The data:
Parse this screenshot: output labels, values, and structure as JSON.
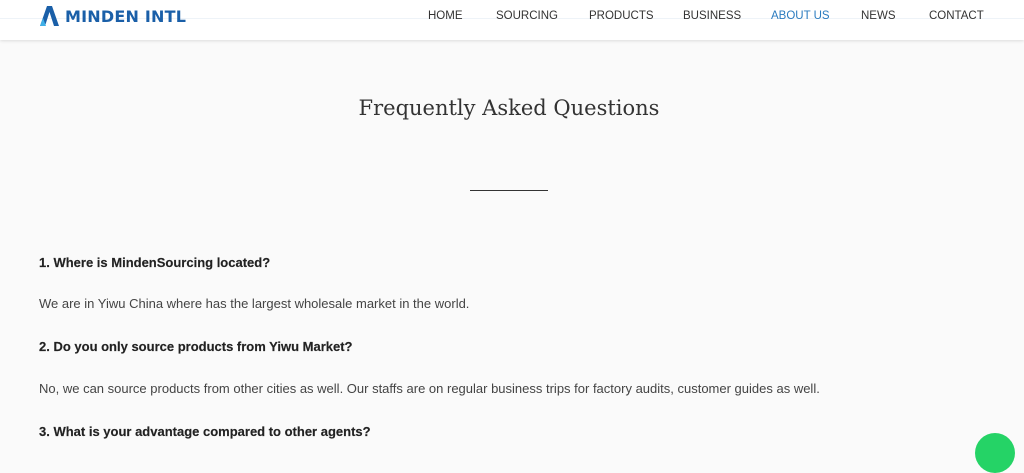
{
  "brand": {
    "name": "MINDEN INTL",
    "color": "#1a5fa8"
  },
  "nav": {
    "items": [
      {
        "label": "HOME"
      },
      {
        "label": "SOURCING"
      },
      {
        "label": "PRODUCTS"
      },
      {
        "label": "BUSINESS"
      },
      {
        "label": "ABOUT US",
        "active": true
      },
      {
        "label": "NEWS"
      },
      {
        "label": "CONTACT"
      }
    ],
    "active_color": "#2a7bbf"
  },
  "main": {
    "title": "Frequently Asked Questions",
    "faq": [
      {
        "question": "1. Where is MindenSourcing located?",
        "answer": "We are in Yiwu China where has the largest wholesale market in the world."
      },
      {
        "question": "2. Do you only source products from Yiwu Market?",
        "answer": "No, we can source products from other cities as well. Our staffs are on regular business trips for factory audits, customer guides as well."
      },
      {
        "question": "3. What is your advantage compared to other agents?"
      }
    ]
  },
  "chat_widget": {
    "icon": "whatsapp-icon",
    "color": "#25d366"
  }
}
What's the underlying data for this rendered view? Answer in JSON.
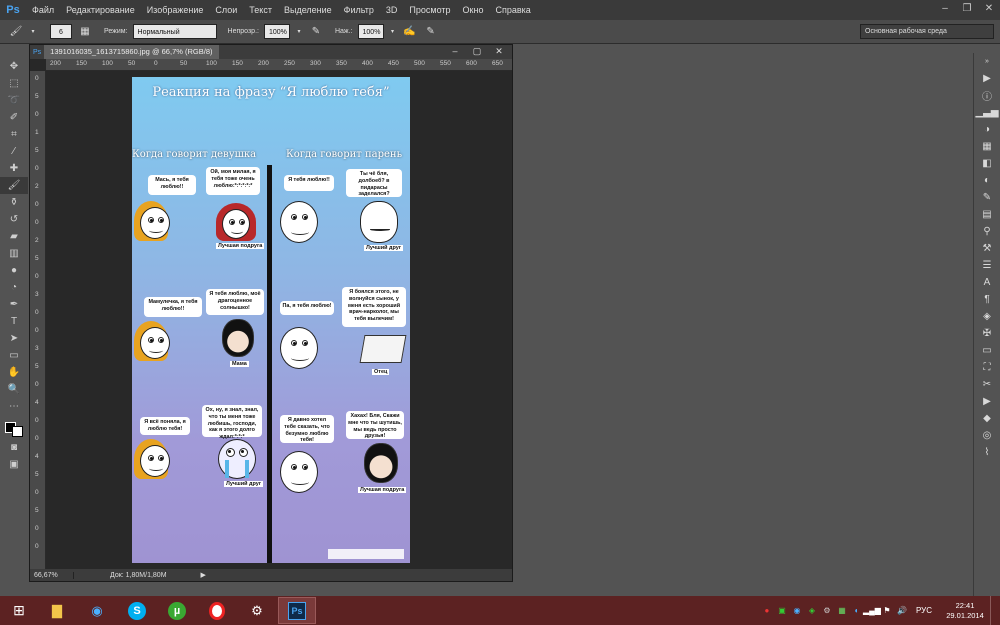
{
  "menubar": {
    "logo": "Ps",
    "items": [
      "Файл",
      "Редактирование",
      "Изображение",
      "Слои",
      "Текст",
      "Выделение",
      "Фильтр",
      "3D",
      "Просмотр",
      "Окно",
      "Справка"
    ]
  },
  "options": {
    "brush_size": "6",
    "mode_label": "Режим:",
    "mode_value": "Нормальный",
    "opacity_label": "Непрозр.:",
    "opacity_value": "100%",
    "pressure_label": "Наж.:",
    "pressure_value": "100%",
    "workspace": "Основная рабочая среда"
  },
  "document": {
    "tab_title": "1391016035_1613715860.jpg @ 66,7% (RGB/8)",
    "zoom": "66,67%",
    "doc_info": "Док: 1,80M/1,80M"
  },
  "hruler_ticks": [
    "200",
    "150",
    "100",
    "50",
    "0",
    "50",
    "100",
    "150",
    "200",
    "250",
    "300",
    "350",
    "400",
    "450",
    "500",
    "550",
    "600",
    "650"
  ],
  "vruler_ticks": [
    "0",
    "5",
    "0",
    "1",
    "5",
    "0",
    "2",
    "0",
    "0",
    "2",
    "5",
    "0",
    "3",
    "0",
    "0",
    "3",
    "5",
    "0",
    "4",
    "0",
    "0",
    "4",
    "5",
    "0",
    "5",
    "0",
    "0"
  ],
  "comic": {
    "title": "Реакция на фразу “Я люблю тебя”",
    "left_head": "Когда говорит девушка",
    "right_head": "Когда говорит парень",
    "bubbles": [
      "Мась, я тебя люблю!!",
      "Ой, моя милая, я тебя тоже очень люблю:*:*:*:*:*",
      "Я тебя люблю!!",
      "Ты чё бля, долбоеб? в пидарасы заделался?",
      "Мамулечка, я тебя люблю!!",
      "Я тебя люблю, моё драгоценное солнышко!",
      "Я боялся этого, не волнуйся сынок, у меня есть хороший врач-нарколог, мы тебя вылечим!",
      "Па, я тебя люблю!",
      "Я всё поняла, я люблю тебя!",
      "Ох, ну, я знал, знал, что ты меня тоже любишь, господи, как я этого долго ждал:*:*:*",
      "Я давно хотел тебе сказать, что безумно люблю тебя!",
      "Хахах! Бля, Скажи мне что ты шутишь, мы ведь просто друзья!"
    ],
    "captions": [
      "Лучшая подруга",
      "Лучший друг",
      "Мама",
      "Отец",
      "Лучший друг",
      "Лучшая подруга"
    ]
  },
  "taskbar": {
    "apps": [
      "start",
      "explorer",
      "itunes",
      "skype",
      "utorrent",
      "opera",
      "steam",
      "photoshop"
    ]
  },
  "tray": {
    "lang": "РУС",
    "time": "22:41",
    "date": "29.01.2014"
  }
}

What this task involves:
Make an exact reproduction of the listing above, without any pictures.

Result:
Parse this screenshot: output labels, values, and structure as JSON.
{
  "brand": {
    "name": "MINDEN INTL",
    "color": "#1a5fa8"
  },
  "nav": {
    "items": [
      {
        "label": "HOME"
      },
      {
        "label": "SOURCING"
      },
      {
        "label": "PRODUCTS"
      },
      {
        "label": "BUSINESS"
      },
      {
        "label": "ABOUT US",
        "active": true
      },
      {
        "label": "NEWS"
      },
      {
        "label": "CONTACT"
      }
    ],
    "active_color": "#2a7bbf"
  },
  "main": {
    "title": "Frequently Asked Questions",
    "faq": [
      {
        "question": "1. Where is MindenSourcing located?",
        "answer": "We are in Yiwu China where has the largest wholesale market in the world."
      },
      {
        "question": "2. Do you only source products from Yiwu Market?",
        "answer": "No, we can source products from other cities as well. Our staffs are on regular business trips for factory audits, customer guides as well."
      },
      {
        "question": "3. What is your advantage compared to other agents?"
      }
    ]
  },
  "chat_widget": {
    "icon": "whatsapp-icon",
    "color": "#25d366"
  }
}
What's the underlying data for this rendered view? Answer in JSON.
{
  "menubar": {
    "logo": "Ps",
    "items": [
      "Файл",
      "Редактирование",
      "Изображение",
      "Слои",
      "Текст",
      "Выделение",
      "Фильтр",
      "3D",
      "Просмотр",
      "Окно",
      "Справка"
    ]
  },
  "options": {
    "brush_size": "6",
    "mode_label": "Режим:",
    "mode_value": "Нормальный",
    "opacity_label": "Непрозр.:",
    "opacity_value": "100%",
    "pressure_label": "Наж.:",
    "pressure_value": "100%",
    "workspace": "Основная рабочая среда"
  },
  "document": {
    "tab_title": "1391016035_1613715860.jpg @ 66,7% (RGB/8)",
    "zoom": "66,67%",
    "doc_info": "Док: 1,80M/1,80M"
  },
  "hruler_ticks": [
    "200",
    "150",
    "100",
    "50",
    "0",
    "50",
    "100",
    "150",
    "200",
    "250",
    "300",
    "350",
    "400",
    "450",
    "500",
    "550",
    "600",
    "650"
  ],
  "vruler_ticks": [
    "0",
    "5",
    "0",
    "1",
    "5",
    "0",
    "2",
    "0",
    "0",
    "2",
    "5",
    "0",
    "3",
    "0",
    "0",
    "3",
    "5",
    "0",
    "4",
    "0",
    "0",
    "4",
    "5",
    "0",
    "5",
    "0",
    "0"
  ],
  "comic": {
    "title": "Реакция на фразу “Я люблю тебя”",
    "left_head": "Когда говорит девушка",
    "right_head": "Когда говорит парень",
    "bubbles": [
      "Мась, я тебя люблю!!",
      "Ой, моя милая, я тебя тоже очень люблю:*:*:*:*:*",
      "Я тебя люблю!!",
      "Ты чё бля, долбоеб? в пидарасы заделался?",
      "Мамулечка, я тебя люблю!!",
      "Я тебя люблю, моё драгоценное солнышко!",
      "Я боялся этого, не волнуйся сынок, у меня есть хороший врач-нарколог, мы тебя вылечим!",
      "Па, я тебя люблю!",
      "Я всё поняла, я люблю тебя!",
      "Ох, ну, я знал, знал, что ты меня тоже любишь, господи, как я этого долго ждал:*:*:*",
      "Я давно хотел тебе сказать, что безумно люблю тебя!",
      "Хахах! Бля, Скажи мне что ты шутишь, мы ведь просто друзья!"
    ],
    "captions": [
      "Лучшая подруга",
      "Лучший друг",
      "Мама",
      "Отец",
      "Лучший друг",
      "Лучшая подруга"
    ]
  },
  "taskbar": {
    "apps": [
      "start",
      "explorer",
      "itunes",
      "skype",
      "utorrent",
      "opera",
      "steam",
      "photoshop"
    ]
  },
  "tray": {
    "lang": "РУС",
    "time": "22:41",
    "date": "29.01.2014"
  }
}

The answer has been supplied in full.